> WORK INSTRUCTIONS: Across the records, count every line that includes "List" and give the number by itself.

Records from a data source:

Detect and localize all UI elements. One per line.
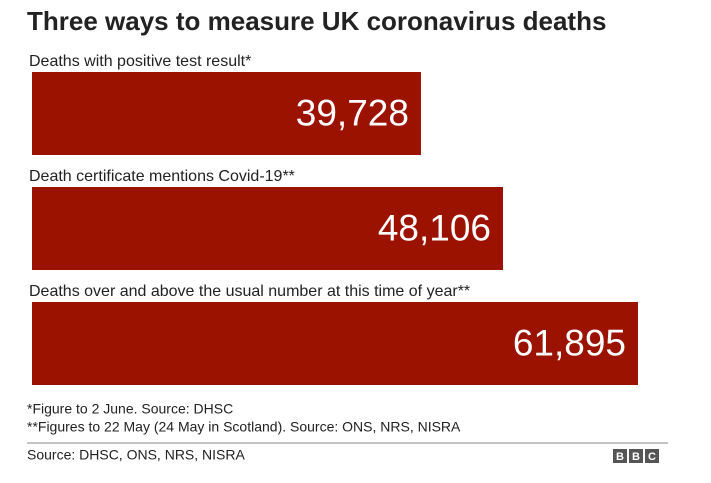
bar bbox=[32, 72, 421, 155]
value-label: 61,895 bbox=[513, 322, 626, 363]
logo-letter: B bbox=[616, 451, 624, 463]
logo-letter: C bbox=[648, 451, 656, 463]
chart-title: Three ways to measure UK coronavirus dea… bbox=[27, 6, 606, 36]
value-label: 48,106 bbox=[378, 207, 491, 248]
logo-box bbox=[613, 449, 627, 463]
bar bbox=[32, 302, 638, 385]
source: Source: DHSC, ONS, NRS, NISRA bbox=[27, 447, 245, 463]
logo-box bbox=[645, 449, 659, 463]
bar bbox=[32, 187, 503, 270]
logo-box bbox=[629, 449, 643, 463]
category-label: Deaths over and above the usual number a… bbox=[29, 283, 470, 300]
category-label: Deaths with positive test result* bbox=[29, 53, 251, 70]
footnote: **Figures to 22 May (24 May in Scotland)… bbox=[27, 419, 461, 435]
logo-letter: B bbox=[632, 451, 640, 463]
category-label: Death certificate mentions Covid-19** bbox=[29, 168, 295, 185]
footnote: *Figure to 2 June. Source: DHSC bbox=[27, 401, 233, 417]
value-label: 39,728 bbox=[296, 92, 409, 133]
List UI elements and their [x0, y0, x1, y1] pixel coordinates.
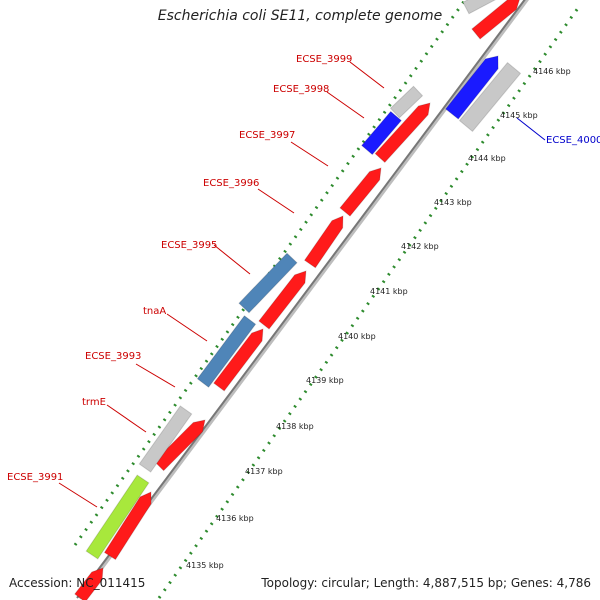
leader-trme [106, 404, 147, 433]
leader-tnaa [166, 313, 208, 342]
leader-ecse_3997 [290, 141, 329, 167]
gene-labels: ECSE_3999 ECSE_3998 ECSE_3997 ECSE_3996 ECSE… [7, 54, 600, 483]
label-leaders [58, 61, 546, 508]
gene-gray-g2 [389, 85, 424, 119]
kbp-tick-label: 4144 kbp [468, 154, 506, 163]
kbp-tick-label: 4140 kbp [338, 332, 376, 341]
leader-ecse_3996 [257, 188, 295, 214]
gene-blue-g3 [444, 55, 499, 120]
gene-lime-g16 [85, 474, 150, 560]
outer-dotted-line [73, 0, 467, 546]
gene-red-g7 [339, 167, 382, 217]
gene-gray-g6 [458, 61, 522, 133]
kbp-tick-label: 4145 kbp [500, 111, 538, 120]
gene-gray-g14 [138, 405, 193, 473]
kbp-tick-label: 4142 kbp [401, 242, 439, 251]
kbp-tick-label: 4138 kbp [276, 422, 314, 431]
leader-ecse_4000 [516, 117, 546, 141]
gene-red-g1 [471, 0, 520, 40]
kbp-tick-label: 4137 kbp [245, 467, 283, 476]
topology-text: Topology: circular; Length: 4,887,515 bp… [261, 576, 591, 590]
gene-label-ecse_4000: ECSE_4000 [546, 135, 600, 146]
gene-red-g4 [374, 102, 431, 164]
gene-label-ecse_3998: ECSE_3998 [273, 84, 329, 95]
gene-label-trme: trmE [82, 397, 106, 408]
gene-features [74, 0, 522, 600]
inner-dotted-line [157, 7, 580, 599]
kbp-ticks: 4135 kbp 4136 kbp 4137 kbp 4138 kbp 4139 kbp… [186, 67, 571, 570]
kbp-tick-label: 4139 kbp [306, 376, 344, 385]
kbp-tick-label: 4143 kbp [434, 198, 472, 207]
accession-text: Accession: NC_011415 [9, 576, 146, 590]
backbone-line [76, 0, 526, 599]
gene-label-ecse_3996: ECSE_3996 [203, 178, 259, 189]
kbp-tick-label: 4135 kbp [186, 561, 224, 570]
gene-red-g15 [103, 491, 152, 561]
genome-backbone [76, 0, 530, 600]
gene-red-g8 [303, 215, 344, 269]
backbone-line-shadow [77, 0, 530, 600]
genome-title: Escherichia coli SE11, complete genome [157, 8, 443, 24]
gene-red-g17 [74, 567, 104, 600]
kbp-tick-label: 4146 kbp [533, 67, 571, 76]
dotted-guide-lines [73, 0, 580, 599]
kbp-tick-label: 4136 kbp [216, 514, 254, 523]
gene-label-ecse_3991: ECSE_3991 [7, 472, 63, 483]
gene-steel-g12 [196, 315, 257, 388]
gene-gray-g0 [462, 0, 496, 15]
leader-ecse_3991 [58, 482, 98, 508]
gene-label-ecse_3993: ECSE_3993 [85, 351, 141, 362]
gene-label-ecse_3999: ECSE_3999 [296, 54, 352, 65]
kbp-tick-label: 4141 kbp [370, 287, 408, 296]
gene-label-ecse_3995: ECSE_3995 [161, 240, 217, 251]
gene-blue-g5 [360, 110, 403, 156]
leader-ecse_3998 [326, 91, 365, 119]
gene-red-g11 [213, 328, 264, 392]
leader-ecse_3993 [135, 363, 176, 388]
leader-ecse_3999 [349, 61, 385, 89]
gene-label-ecse_3997: ECSE_3997 [239, 130, 295, 141]
gene-steel-g10 [238, 252, 298, 314]
gene-label-tnaa: tnaA [143, 306, 166, 317]
gene-red-g9 [258, 270, 307, 330]
leader-ecse_3995 [213, 244, 251, 275]
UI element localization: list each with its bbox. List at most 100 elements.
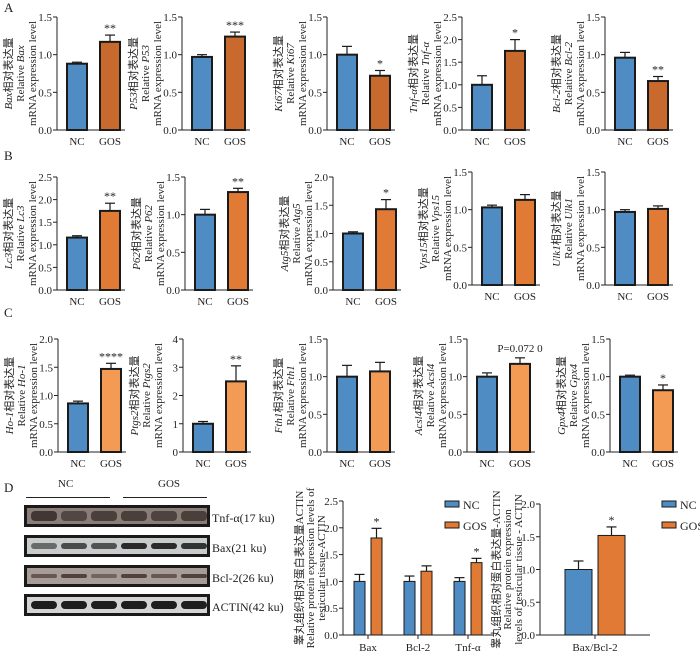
chart-protein-15: 0.0 0.5 1.0 1.5 2.0 2.5 * Bax Bcl-2 * Tnf-α 睾丸组织相对蛋… <box>292 487 493 654</box>
significance-label: * <box>609 513 615 527</box>
label-prefix: Relative <box>425 388 437 427</box>
y-tick-label: 3 <box>173 362 179 374</box>
x-tick-label: NC <box>339 136 354 148</box>
x-tick-label: NC <box>622 458 637 470</box>
y-axis-label-relative: Relative Vps15 <box>430 195 442 262</box>
chart-protein-16: 0.0 0.5 1.0 1.5 2.0 * Bax/Bcl-2 睾丸组织相对蛋白表达量-ACT… <box>489 490 700 654</box>
x-tick-label: NC <box>195 458 210 470</box>
x-tick-label: GOS <box>227 296 249 308</box>
y-tick-label: 2.0 <box>314 172 328 184</box>
y-tick-label: 1.0 <box>443 80 457 92</box>
y-axis-label-relative: Relative Fth1 <box>285 365 297 425</box>
bar <box>99 40 121 131</box>
y-axis-label-relative: Relative Ptgs2 <box>141 363 153 428</box>
gene-name: Gpx4 <box>556 411 568 435</box>
bar <box>336 53 358 132</box>
x-tick-label: NC <box>194 136 209 148</box>
blot-group-line-nc <box>26 497 110 498</box>
y-tick-label: 1.0 <box>166 210 180 222</box>
blot-band <box>181 574 207 578</box>
x-tick-label: NC <box>479 458 494 470</box>
blot-group-line-gos <box>123 497 207 498</box>
y-tick-label: 1.5 <box>448 334 462 346</box>
label-suffix: 相对表达量 <box>549 34 563 89</box>
y-tick-label: 0.0 <box>308 125 322 137</box>
y-tick-label: 1.5 <box>314 200 328 212</box>
y-axis-label-relative: Relative Gpx4 <box>568 363 580 427</box>
blot-row <box>24 535 210 557</box>
gene-name: Fth1 <box>285 365 297 387</box>
y-tick-label: 2.0 <box>324 523 338 535</box>
bar <box>191 55 213 131</box>
y-tick-label: 0.5 <box>586 242 600 254</box>
y-tick-label: 1.0 <box>591 372 605 384</box>
blot-label-bcl2: Bcl-2(26 ku) <box>212 571 274 585</box>
label-suffix: 相对表达量 <box>1 198 15 253</box>
y-tick-label: 0.5 <box>453 242 467 254</box>
blot-band <box>31 511 57 521</box>
bar <box>481 206 503 286</box>
x-tick-label: NC <box>70 458 85 470</box>
panel-label-b: B <box>4 148 13 163</box>
bar <box>66 62 88 131</box>
y-tick-label: 1.0 <box>521 565 535 577</box>
chart-vps15: 0.0 0.5 1.0 1.5 NC GOS Vps15相对表达量 Relative Vps1… <box>416 167 540 303</box>
x-tick-label: GOS <box>652 458 674 470</box>
y-tick-label: 1.5 <box>166 172 180 184</box>
y-tick-label: 0.0 <box>38 285 52 297</box>
y-tick-label: 0.5 <box>308 87 322 99</box>
y-tick-label: 0.5 <box>448 409 462 421</box>
y-axis-label-unit: mRNA expression level <box>437 343 449 448</box>
label-suffix: 相对表达量 <box>277 196 291 251</box>
y-tick-label: 1.0 <box>586 205 600 217</box>
x-tick-label: GOS <box>99 136 121 148</box>
gene-name: Ulk1 <box>551 245 563 266</box>
bar <box>420 570 433 636</box>
label-suffix: 相对表达量 <box>1 37 15 92</box>
y-axis-label-unit: mRNA expression level <box>153 343 165 448</box>
significance-label: ** <box>652 63 664 77</box>
y-axis-label-cn: Gpx4相对表达量 <box>554 356 568 435</box>
bar <box>471 83 493 132</box>
bar <box>453 580 466 636</box>
blot-band <box>61 600 87 610</box>
y-axis-label-relative: Relative Bcl-2 <box>563 41 575 105</box>
bar <box>564 569 593 636</box>
y-tick-label: 0 <box>173 447 179 459</box>
y-axis-label-relative: Relative Bax <box>15 45 27 102</box>
significance-label: * <box>383 186 389 200</box>
label-suffix: 相对表达量 <box>126 37 140 92</box>
blot-band <box>31 542 57 550</box>
y-tick-label: 0.0 <box>586 125 600 137</box>
y-tick-label: 1.0 <box>448 372 462 384</box>
x-tick-label: GOS <box>224 136 246 148</box>
x-tick-label: GOS <box>369 136 391 148</box>
blot-band <box>181 542 207 550</box>
blot-band <box>151 600 177 610</box>
bar <box>619 375 641 453</box>
bar <box>647 80 669 131</box>
significance-label: **** <box>99 349 123 363</box>
gene-name: Ho-1 <box>4 412 16 436</box>
y-axis-label-unit: mRNA expression level <box>432 21 444 126</box>
blot-band <box>61 511 87 521</box>
x-tick-label: GOS <box>514 291 536 303</box>
x-tick-label: NC <box>69 296 84 308</box>
y-tick-label: 0.0 <box>166 285 180 297</box>
gene-name: P62 <box>143 204 155 223</box>
blot-band <box>181 511 207 521</box>
y-axis-label-relative: Relative Ki67 <box>285 43 297 104</box>
label-prefix: Relative <box>563 219 575 258</box>
gene-name: Acsl4 <box>413 410 425 436</box>
label-suffix: 相对表达量 <box>406 34 420 89</box>
bar <box>370 537 383 636</box>
label-suffix: 相对表达量 <box>2 357 16 412</box>
y-tick-label: 1.0 <box>39 391 53 403</box>
y-axis-label-cn: Ptgs2相对表达量 <box>127 355 141 436</box>
gene-name: Bcl-2 <box>551 89 563 113</box>
bar <box>476 375 498 453</box>
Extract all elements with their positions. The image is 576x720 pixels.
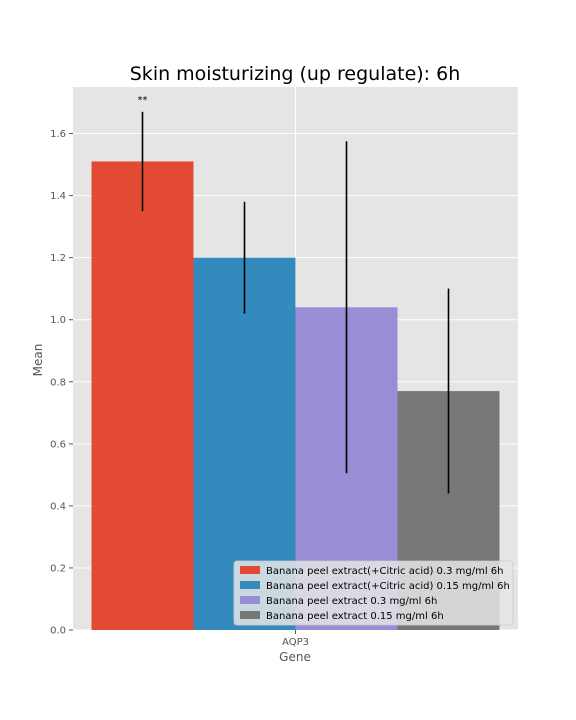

> RESPONSE AREA: 2